- **Exercise aim**: For each line of the data below that holds "Liability", copy the line.

┌─ Raw records

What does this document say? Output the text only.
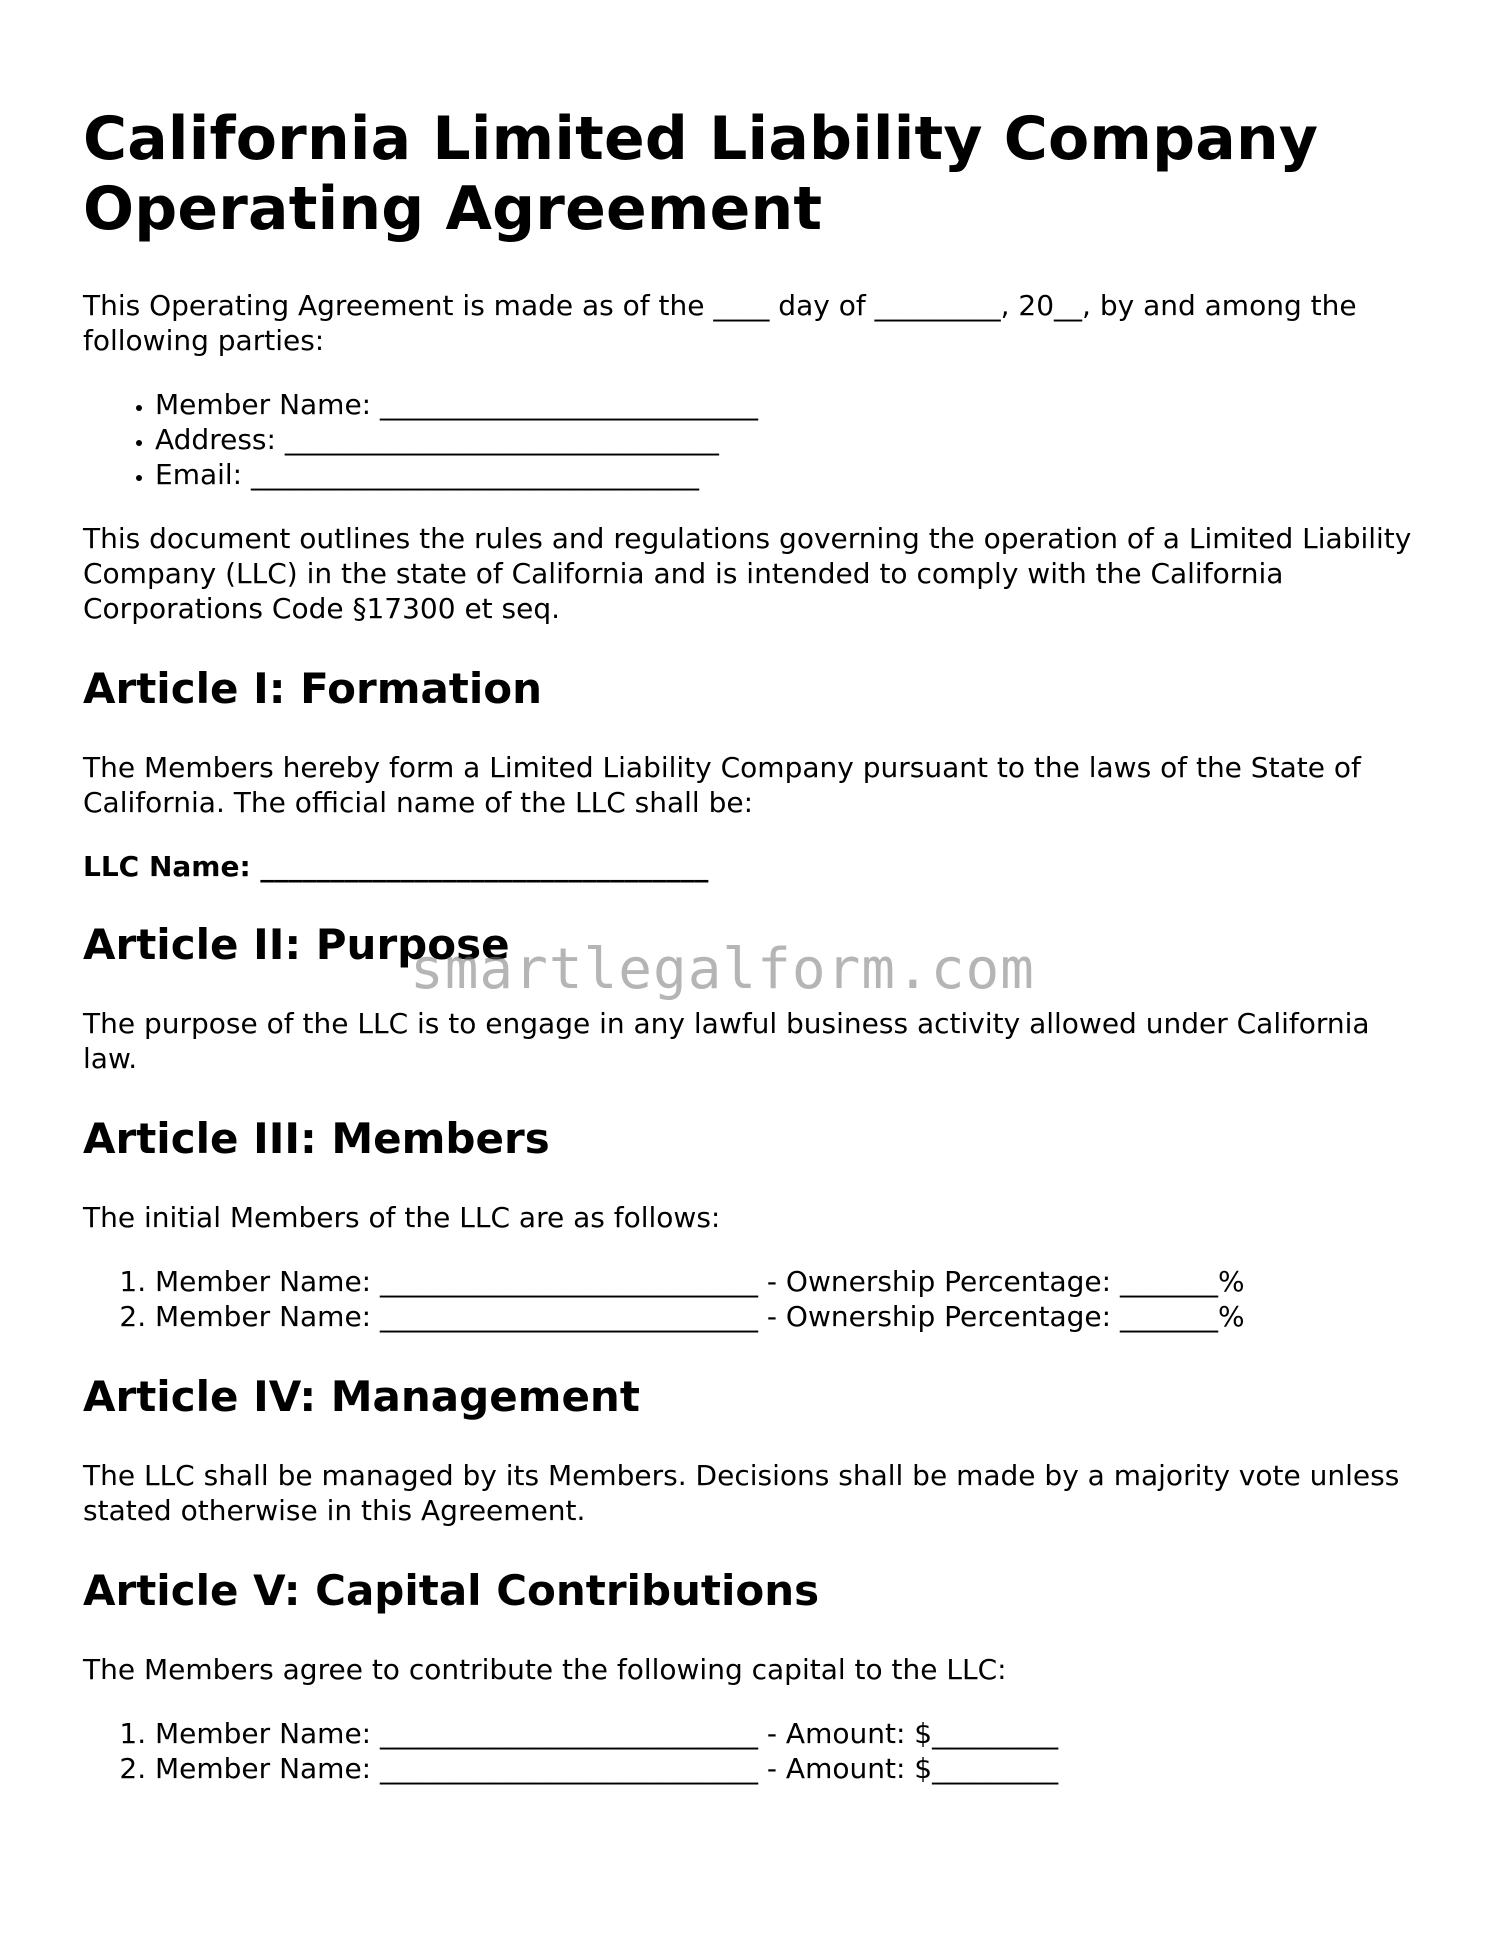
California Limited Liability Company Operating Agreement

This Operating Agreement is made as of the ____ day of _________, 20__, by and among the following parties:

• Member Name: ___________________________
• Address: _______________________________
• Email: ________________________________

This document outlines the rules and regulations governing the operation of a Limited Liability Company (LLC) in the state of California and is intended to comply with the California Corporations Code §17300 et seq.

Article I: Formation

The Members hereby form a Limited Liability Company pursuant to the laws of the State of California. The official name of the LLC shall be:

LLC Name: ________________________________
Article II: Purpose

The purpose of the LLC is to engage in any lawful business activity allowed under California law.

Article III: Members

The initial Members of the LLC are as follows:

1. Member Name: ___________________________ - Ownership Percentage: _______%
2. Member Name: ___________________________ - Ownership Percentage: _______%
Article IV: Management

The LLC shall be managed by its Members. Decisions shall be made by a majority vote unless stated otherwise in this Agreement.

Article V: Capital Contributions

The Members agree to contribute the following capital to the LLC:

1. Member Name: ___________________________ - Amount: $_________
2. Member Name: ___________________________ - Amount: $_________
smartlegalform.com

└─

- **Complete output**:
California Limited Liability Company Operating Agreement
This document outlines the rules and regulations governing the operation of a Limited Liability Company (LLC) in the state of California and is intended to comply with the California Corporations Code §17300 et seq.
The Members hereby form a Limited Liability Company pursuant to the laws of the State of California. The official name of the LLC shall be:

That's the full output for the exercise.